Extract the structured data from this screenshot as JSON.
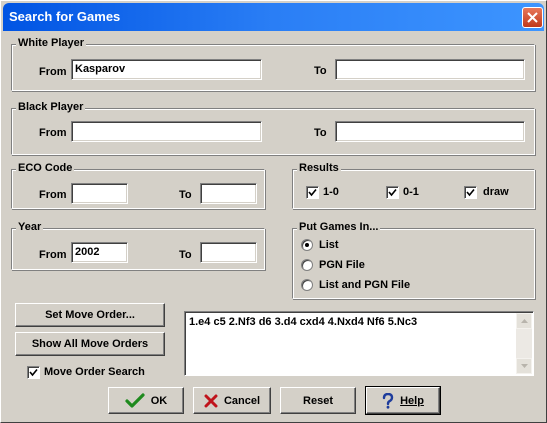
{
  "window": {
    "title": "Search for Games"
  },
  "white_player": {
    "group_title": "White Player",
    "from_label": "From",
    "from_value": "Kasparov",
    "to_label": "To",
    "to_value": ""
  },
  "black_player": {
    "group_title": "Black Player",
    "from_label": "From",
    "from_value": "",
    "to_label": "To",
    "to_value": ""
  },
  "eco_code": {
    "group_title": "ECO Code",
    "from_label": "From",
    "from_value": "",
    "to_label": "To",
    "to_value": ""
  },
  "results": {
    "group_title": "Results",
    "options": [
      {
        "label": "1-0",
        "checked": true
      },
      {
        "label": "0-1",
        "checked": true
      },
      {
        "label": "draw",
        "checked": true
      }
    ]
  },
  "year": {
    "group_title": "Year",
    "from_label": "From",
    "from_value": "2002",
    "to_label": "To",
    "to_value": ""
  },
  "put_games_in": {
    "group_title": "Put Games In...",
    "options": [
      {
        "label": "List",
        "selected": true
      },
      {
        "label": "PGN File",
        "selected": false
      },
      {
        "label": "List and PGN File",
        "selected": false
      }
    ]
  },
  "move_order": {
    "set_button": "Set Move Order...",
    "show_all_button": "Show All Move Orders",
    "search_checkbox_label": "Move Order Search",
    "search_checked": true,
    "moves_text": "1.e4 c5 2.Nf3 d6 3.d4 cxd4 4.Nxd4 Nf6 5.Nc3"
  },
  "footer": {
    "ok": "OK",
    "cancel": "Cancel",
    "reset": "Reset",
    "help": "Help"
  },
  "icons": {
    "ok": "checkmark-icon",
    "cancel": "x-icon",
    "help": "question-icon",
    "close": "close-icon"
  },
  "colors": {
    "titlebar": "#0054e3",
    "face": "#d4d0c8",
    "ok_check": "#1e8a1e",
    "cancel_x": "#c0141c",
    "help_q": "#1e3c9c"
  }
}
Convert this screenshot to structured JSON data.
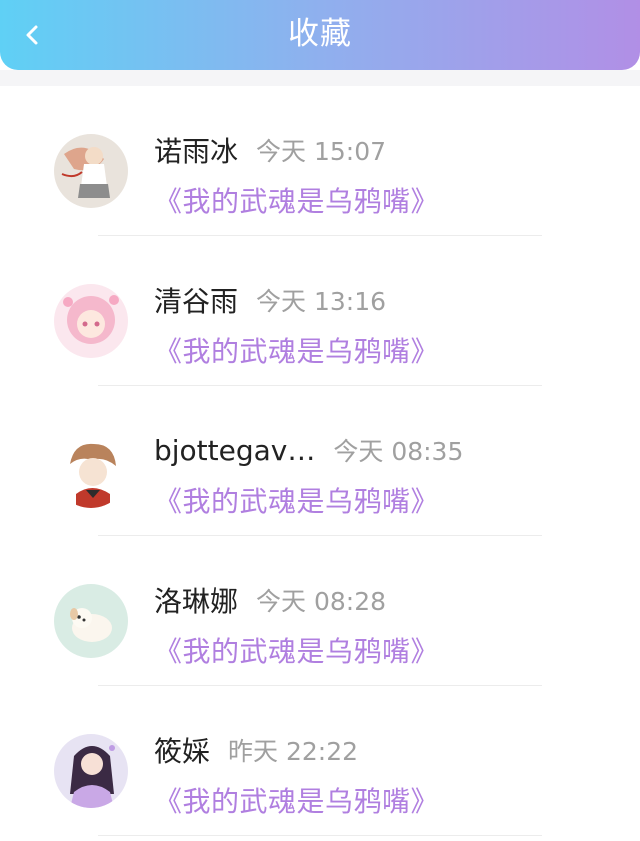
{
  "header": {
    "title": "收藏",
    "back_icon": "chevron-left-icon",
    "gradient": [
      "#5fd0f5",
      "#b18fe6"
    ]
  },
  "colors": {
    "book_title": "#b07fe0",
    "time": "#a0a0a0",
    "name": "#222222"
  },
  "items": [
    {
      "name": "诺雨冰",
      "time": "今天 15:07",
      "book": "《我的武魂是乌鸦嘴》",
      "avatar": "anime-girl-ribbon-avatar"
    },
    {
      "name": "清谷雨",
      "time": "今天 13:16",
      "book": "《我的武魂是乌鸦嘴》",
      "avatar": "pink-anime-girl-avatar"
    },
    {
      "name": "bjottegav…",
      "time": "今天 08:35",
      "book": "《我的武魂是乌鸦嘴》",
      "avatar": "anime-boy-avatar"
    },
    {
      "name": "洛琳娜",
      "time": "今天 08:28",
      "book": "《我的武魂是乌鸦嘴》",
      "avatar": "puppy-avatar"
    },
    {
      "name": "筱婇",
      "time": "昨天 22:22",
      "book": "《我的武魂是乌鸦嘴》",
      "avatar": "fantasy-girl-avatar"
    }
  ]
}
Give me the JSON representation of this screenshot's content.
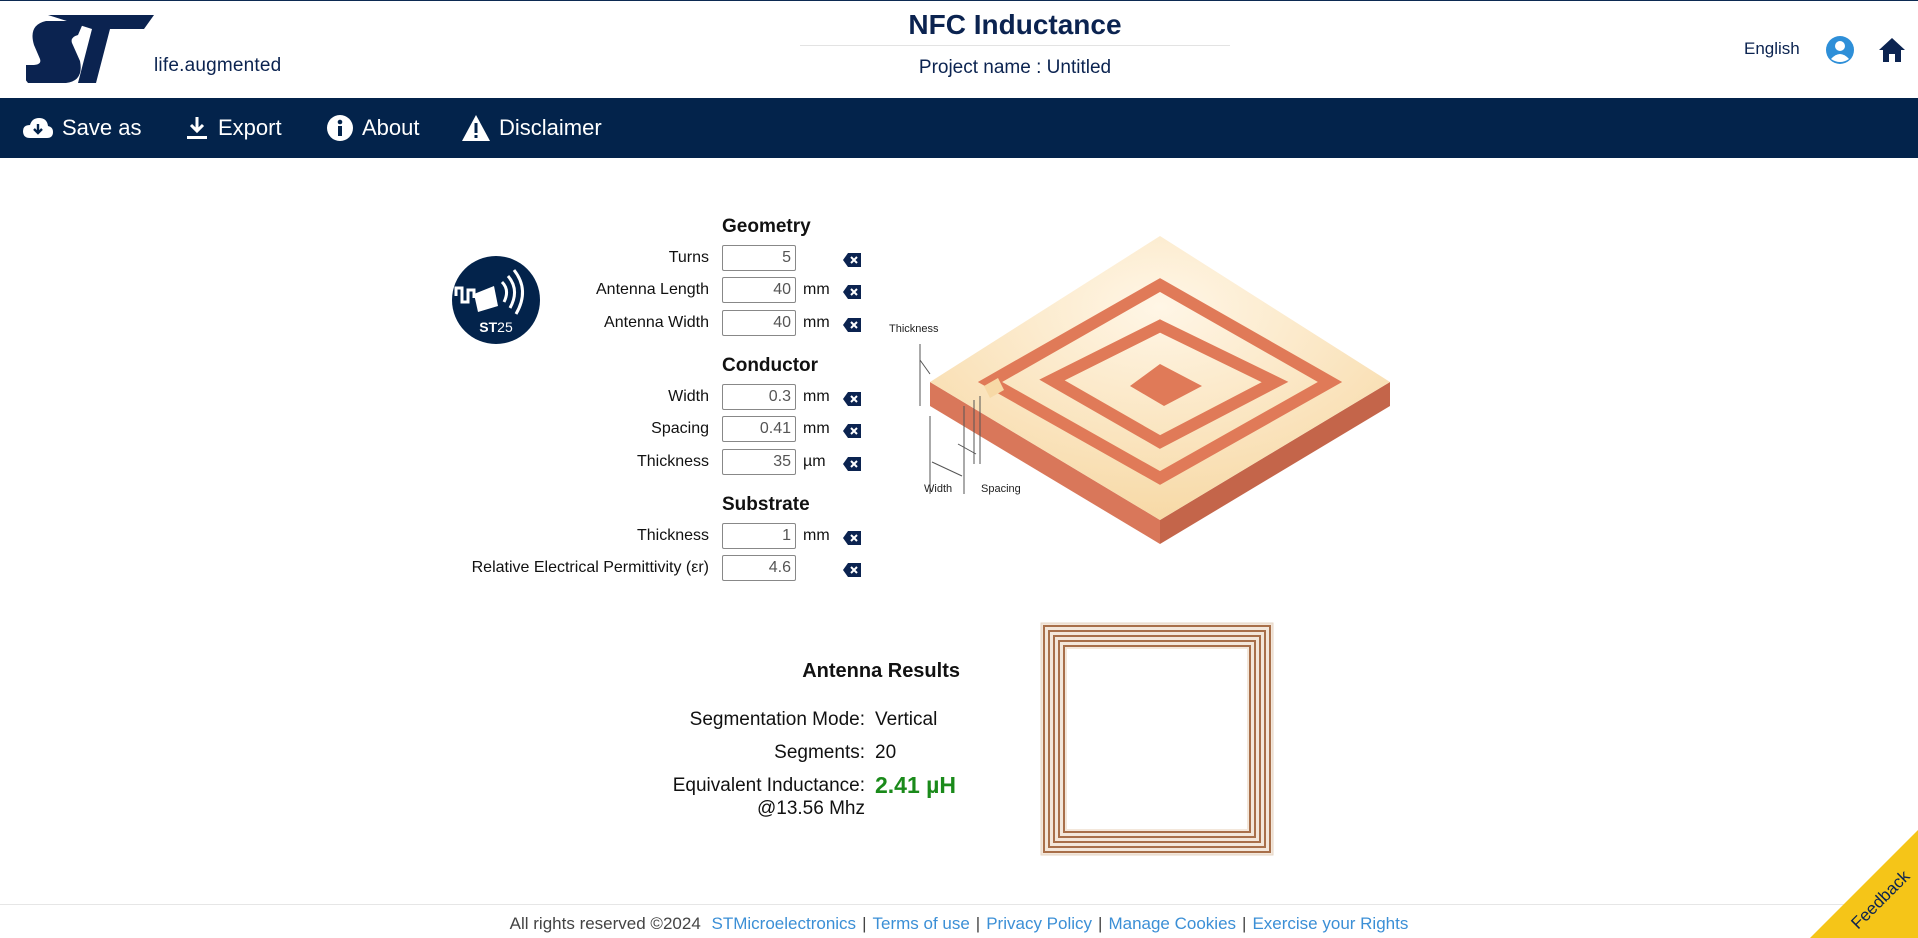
{
  "header": {
    "logo_tagline": "life.augmented",
    "title": "NFC Inductance",
    "project": "Project name : Untitled",
    "language": "English"
  },
  "toolbar": {
    "save_as": "Save as",
    "export": "Export",
    "about": "About",
    "disclaimer": "Disclaimer"
  },
  "badge": {
    "text_bold": "ST",
    "text_light": "25"
  },
  "geometry": {
    "title": "Geometry",
    "turns": {
      "label": "Turns",
      "value": "5",
      "unit": ""
    },
    "length": {
      "label": "Antenna Length",
      "value": "40",
      "unit": "mm"
    },
    "width": {
      "label": "Antenna Width",
      "value": "40",
      "unit": "mm"
    }
  },
  "conductor": {
    "title": "Conductor",
    "width": {
      "label": "Width",
      "value": "0.3",
      "unit": "mm"
    },
    "spacing": {
      "label": "Spacing",
      "value": "0.41",
      "unit": "mm"
    },
    "thickness": {
      "label": "Thickness",
      "value": "35",
      "unit": "µm"
    }
  },
  "substrate": {
    "title": "Substrate",
    "thickness": {
      "label": "Thickness",
      "value": "1",
      "unit": "mm"
    },
    "permittivity": {
      "label": "Relative Electrical Permittivity (εr)",
      "value": "4.6",
      "unit": ""
    }
  },
  "diagram": {
    "thickness_label": "Thickness",
    "width_label": "Width",
    "spacing_label": "Spacing"
  },
  "results": {
    "title": "Antenna Results",
    "mode_label": "Segmentation Mode:",
    "mode_value": "Vertical",
    "segments_label": "Segments:",
    "segments_value": "20",
    "inductance_label": "Equivalent Inductance:",
    "inductance_freq": "@13.56 Mhz",
    "inductance_value": "2.41 µH"
  },
  "footer": {
    "copyright": "All rights reserved ©2024",
    "company": "STMicroelectronics",
    "terms": "Terms of use",
    "privacy": "Privacy Policy",
    "cookies": "Manage Cookies",
    "rights": "Exercise your Rights"
  },
  "feedback": "Feedback",
  "colors": {
    "brand_navy": "#03234b",
    "result_green": "#1a8a1a",
    "link_blue": "#3b8fd6",
    "feedback_yellow": "#f5c518"
  }
}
++++++
■ THE TASK: Find the word "time" in the entries, and copy every line it shows up in.

■ WRITTEN RESPONSE:
    "time": "#a0a0a0",
      "time": "今天 15:07",
      "time": "今天 13:16",
      "time": "今天 08:35",
      "time": "今天 08:28",
      "time": "昨天 22:22",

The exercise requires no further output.